→ Extracted data entries:
>> START

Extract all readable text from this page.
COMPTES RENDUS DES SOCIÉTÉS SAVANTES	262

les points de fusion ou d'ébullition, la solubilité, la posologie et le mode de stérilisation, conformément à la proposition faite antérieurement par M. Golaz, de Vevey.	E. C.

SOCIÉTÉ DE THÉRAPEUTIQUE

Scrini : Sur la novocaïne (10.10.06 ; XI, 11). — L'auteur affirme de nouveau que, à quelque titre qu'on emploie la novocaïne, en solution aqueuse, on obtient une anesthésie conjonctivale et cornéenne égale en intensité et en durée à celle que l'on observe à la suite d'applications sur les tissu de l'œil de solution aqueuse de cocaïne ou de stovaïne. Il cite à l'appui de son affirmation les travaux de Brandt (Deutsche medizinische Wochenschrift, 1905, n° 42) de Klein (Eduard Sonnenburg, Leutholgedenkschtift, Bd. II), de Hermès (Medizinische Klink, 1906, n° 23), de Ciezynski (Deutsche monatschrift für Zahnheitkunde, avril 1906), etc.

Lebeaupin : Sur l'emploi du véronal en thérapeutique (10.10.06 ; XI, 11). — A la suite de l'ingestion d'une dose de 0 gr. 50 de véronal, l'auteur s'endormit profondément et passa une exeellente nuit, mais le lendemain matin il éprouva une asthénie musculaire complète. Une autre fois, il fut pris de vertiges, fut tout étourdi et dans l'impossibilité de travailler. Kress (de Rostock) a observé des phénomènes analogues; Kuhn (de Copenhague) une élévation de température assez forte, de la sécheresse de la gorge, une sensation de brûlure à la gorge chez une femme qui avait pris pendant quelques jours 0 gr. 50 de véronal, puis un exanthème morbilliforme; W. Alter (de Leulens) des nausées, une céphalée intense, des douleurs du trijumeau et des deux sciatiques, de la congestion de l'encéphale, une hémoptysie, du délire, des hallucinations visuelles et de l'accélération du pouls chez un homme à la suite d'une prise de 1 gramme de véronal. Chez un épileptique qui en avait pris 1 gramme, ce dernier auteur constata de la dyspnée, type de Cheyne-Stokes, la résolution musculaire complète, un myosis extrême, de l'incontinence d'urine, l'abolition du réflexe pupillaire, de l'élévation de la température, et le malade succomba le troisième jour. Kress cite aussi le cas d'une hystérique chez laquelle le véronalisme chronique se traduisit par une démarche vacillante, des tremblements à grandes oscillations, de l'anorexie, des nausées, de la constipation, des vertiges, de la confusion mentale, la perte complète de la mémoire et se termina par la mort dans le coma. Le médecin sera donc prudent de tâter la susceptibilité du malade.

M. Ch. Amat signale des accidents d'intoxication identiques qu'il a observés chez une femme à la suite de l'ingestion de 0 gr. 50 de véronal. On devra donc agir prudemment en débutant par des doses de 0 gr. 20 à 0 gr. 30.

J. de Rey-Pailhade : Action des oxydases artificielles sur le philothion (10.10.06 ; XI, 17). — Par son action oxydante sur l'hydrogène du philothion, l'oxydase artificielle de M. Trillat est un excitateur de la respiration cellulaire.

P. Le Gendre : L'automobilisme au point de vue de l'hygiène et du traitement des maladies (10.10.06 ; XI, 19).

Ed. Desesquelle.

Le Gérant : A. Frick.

>> END

→ Problem requirements:
Restate all of the entries above precisely.

→ Response:
Extract all readable text from this page.
COMPTES RENDUS DES SOCIÉTÉS SAVANTES	262

les points de fusion ou d'ébullition, la solubilité, la posologie et le mode de stérilisation, conformément à la proposition faite antérieurement par M. Golaz, de Vevey.	E. C.

SOCIÉTÉ DE THÉRAPEUTIQUE

Scrini : Sur la novocaïne (10.10.06 ; XI, 11). — L'auteur affirme de nouveau que, à quelque titre qu'on emploie la novocaïne, en solution aqueuse, on obtient une anesthésie conjonctivale et cornéenne égale en intensité et en durée à celle que l'on observe à la suite d'applications sur les tissu de l'œil de solution aqueuse de cocaïne ou de stovaïne. Il cite à l'appui de son affirmation les travaux de Brandt (Deutsche medizinische Wochenschrift, 1905, n° 42) de Klein (Eduard Sonnenburg, Leutholgedenkschtift, Bd. II), de Hermès (Medizinische Klink, 1906, n° 23), de Ciezynski (Deutsche monatschrift für Zahnheitkunde, avril 1906), etc.

Lebeaupin : Sur l'emploi du véronal en thérapeutique (10.10.06 ; XI, 11). — A la suite de l'ingestion d'une dose de 0 gr. 50 de véronal, l'auteur s'endormit profondément et passa une exeellente nuit, mais le lendemain matin il éprouva une asthénie musculaire complète. Une autre fois, il fut pris de vertiges, fut tout étourdi et dans l'impossibilité de travailler. Kress (de Rostock) a observé des phénomènes analogues; Kuhn (de Copenhague) une élévation de température assez forte, de la sécheresse de la gorge, une sensation de brûlure à la gorge chez une femme qui avait pris pendant quelques jours 0 gr. 50 de véronal, puis un exanthème morbilliforme; W. Alter (de Leulens) des nausées, une céphalée intense, des douleurs du trijumeau et des deux sciatiques, de la congestion de l'encéphale, une hémoptysie, du délire, des hallucinations visuelles et de l'accélération du pouls chez un homme à la suite d'une prise de 1 gramme de véronal. Chez un épileptique qui en avait pris 1 gramme, ce dernier auteur constata de la dyspnée, type de Cheyne-Stokes, la résolution musculaire complète, un myosis extrême, de l'incontinence d'urine, l'abolition du réflexe pupillaire, de l'élévation de la température, et le malade succomba le troisième jour. Kress cite aussi le cas d'une hystérique chez laquelle le véronalisme chronique se traduisit par une démarche vacillante, des tremblements à grandes oscillations, de l'anorexie, des nausées, de la constipation, des vertiges, de la confusion mentale, la perte complète de la mémoire et se termina par la mort dans le coma. Le médecin sera donc prudent de tâter la susceptibilité du malade.

M. Ch. Amat signale des accidents d'intoxication identiques qu'il a observés chez une femme à la suite de l'ingestion de 0 gr. 50 de véronal. On devra donc agir prudemment en débutant par des doses de 0 gr. 20 à 0 gr. 30.

J. de Rey-Pailhade : Action des oxydases artificielles sur le philothion (10.10.06 ; XI, 17). — Par son action oxydante sur l'hydrogène du philothion, l'oxydase artificielle de M. Trillat est un excitateur de la respiration cellulaire.

P. Le Gendre : L'automobilisme au point de vue de l'hygiène et du traitement des maladies (10.10.06 ; XI, 19).

Ed. Desesquelle.

Le Gérant : A. Frick.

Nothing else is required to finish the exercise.